Dataset entries on figures:
begin

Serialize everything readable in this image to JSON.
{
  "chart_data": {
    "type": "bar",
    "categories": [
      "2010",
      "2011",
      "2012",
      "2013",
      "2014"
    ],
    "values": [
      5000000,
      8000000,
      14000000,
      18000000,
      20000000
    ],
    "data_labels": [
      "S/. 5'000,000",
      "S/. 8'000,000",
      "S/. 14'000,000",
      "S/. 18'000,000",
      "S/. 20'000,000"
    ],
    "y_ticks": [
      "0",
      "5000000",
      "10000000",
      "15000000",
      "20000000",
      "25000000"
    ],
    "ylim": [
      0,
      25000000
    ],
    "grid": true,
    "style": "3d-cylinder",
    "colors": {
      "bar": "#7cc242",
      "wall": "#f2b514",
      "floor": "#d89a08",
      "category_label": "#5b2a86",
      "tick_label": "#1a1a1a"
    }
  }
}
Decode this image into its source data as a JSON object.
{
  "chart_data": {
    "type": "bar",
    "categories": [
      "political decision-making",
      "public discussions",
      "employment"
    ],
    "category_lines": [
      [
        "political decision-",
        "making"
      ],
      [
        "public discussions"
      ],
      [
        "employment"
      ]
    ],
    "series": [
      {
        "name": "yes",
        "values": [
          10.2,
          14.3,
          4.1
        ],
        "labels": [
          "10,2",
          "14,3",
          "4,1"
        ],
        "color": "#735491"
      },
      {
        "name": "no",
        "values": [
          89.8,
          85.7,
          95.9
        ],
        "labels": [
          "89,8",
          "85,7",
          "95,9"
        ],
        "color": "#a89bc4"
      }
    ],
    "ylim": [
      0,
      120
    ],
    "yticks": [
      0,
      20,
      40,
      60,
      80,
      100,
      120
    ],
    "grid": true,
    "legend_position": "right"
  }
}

end

> [Instruction]
Looking at the data above, show all lines where the word "JSON" occurs.

> [Exercise answer]
Serialize everything readable in this image to JSON.
Decode this image into its source data as a JSON object.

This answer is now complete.